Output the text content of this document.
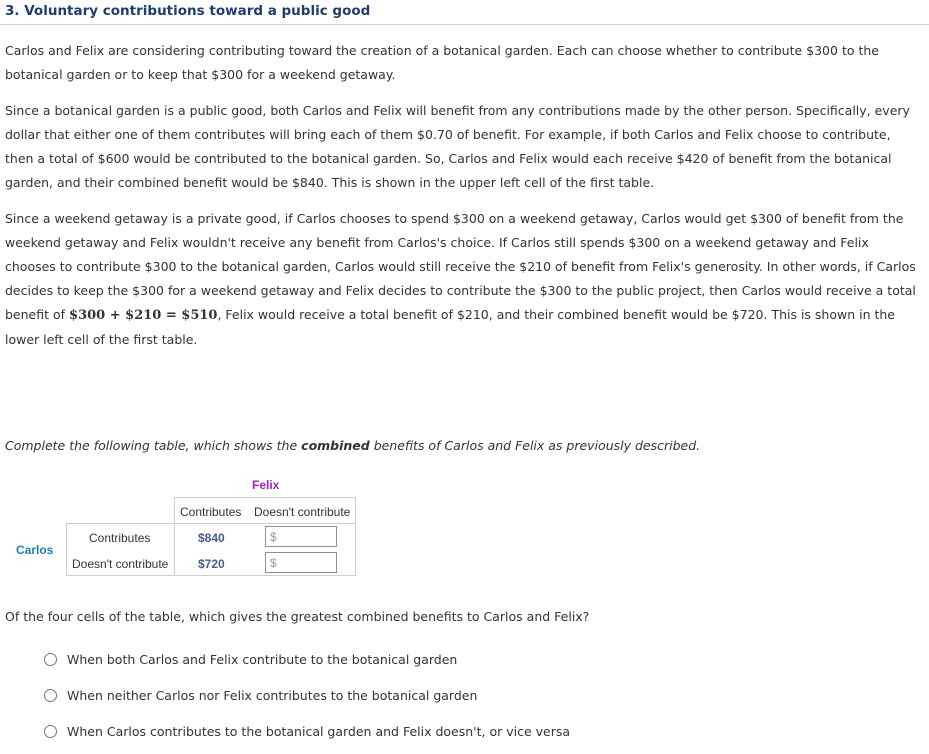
3. Voluntary contributions toward a public good
Carlos and Felix are considering contributing toward the creation of a botanical garden. Each can choose whether to contribute $300 to the botanical garden or to keep that $300 for a weekend getaway.
Since a botanical garden is a public good, both Carlos and Felix will benefit from any contributions made by the other person. Specifically, every dollar that either one of them contributes will bring each of them $0.70 of benefit. For example, if both Carlos and Felix choose to contribute, then a total of $600 would be contributed to the botanical garden. So, Carlos and Felix would each receive $420 of benefit from the botanical garden, and their combined benefit would be $840. This is shown in the upper left cell of the first table.
Since a weekend getaway is a private good, if Carlos chooses to spend $300 on a weekend getaway, Carlos would get $300 of benefit from the weekend getaway and Felix wouldn't receive any benefit from Carlos's choice. If Carlos still spends $300 on a weekend getaway and Felix chooses to contribute $300 to the botanical garden, Carlos would still receive the $210 of benefit from Felix's generosity. In other words, if Carlos decides to keep the $300 for a weekend getaway and Felix decides to contribute the $300 to the public project, then Carlos would receive a total benefit of $300 + $210 = $510, Felix would receive a total benefit of $210, and their combined benefit would be $720. This is shown in the lower left cell of the first table.
Complete the following table, which shows the combined benefits of Carlos and Felix as previously described.
Felix
Carlos
Contributes Doesn't contribute
Contributes
Doesn't contribute
$840
$720
$
$
Of the four cells of the table, which gives the greatest combined benefits to Carlos and Felix?
When both Carlos and Felix contribute to the botanical garden
When neither Carlos nor Felix contributes to the botanical garden
When Carlos contributes to the botanical garden and Felix doesn't, or vice versa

* * *

• [WHAT IS BEING ASKED]
Which lines in the listing above include the string "benefits"? Copy each of them.

• [RESULT OF THIS EXERCISE]
Complete the following table, which shows the combined benefits of Carlos and Felix as previously described.
Of the four cells of the table, which gives the greatest combined benefits to Carlos and Felix?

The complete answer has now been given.